===== Material =====
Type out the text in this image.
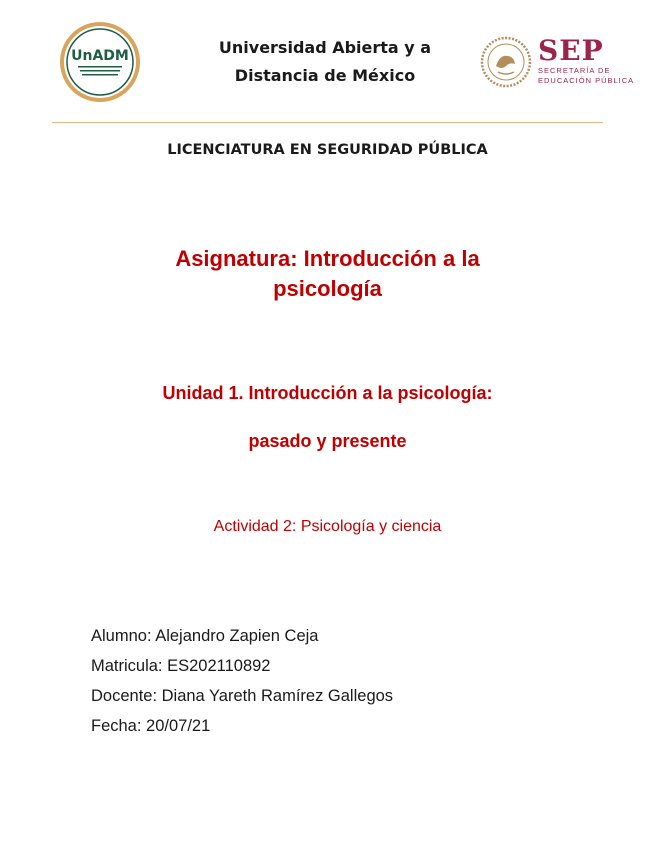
UnADM	Universidad Abierta y a
Distancia de México
SEP
SECRETARÍA DE
EDUCACIÓN PÚBLICA
LICENCIATURA EN SEGURIDAD PÚBLICA
Asignatura: Introducción a la psicología
Unidad 1. Introducción a la psicología:
pasado y presente
Actividad 2: Psicología y ciencia
Alumno: Alejandro Zapien Ceja
Matricula: ES202110892
Docente: Diana Yareth Ramírez Gallegos
Fecha: 20/07/21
=====
Given problem: Using the entries above, state how many lines include the word "PÚBLICA", with no other words.

Complete response: 2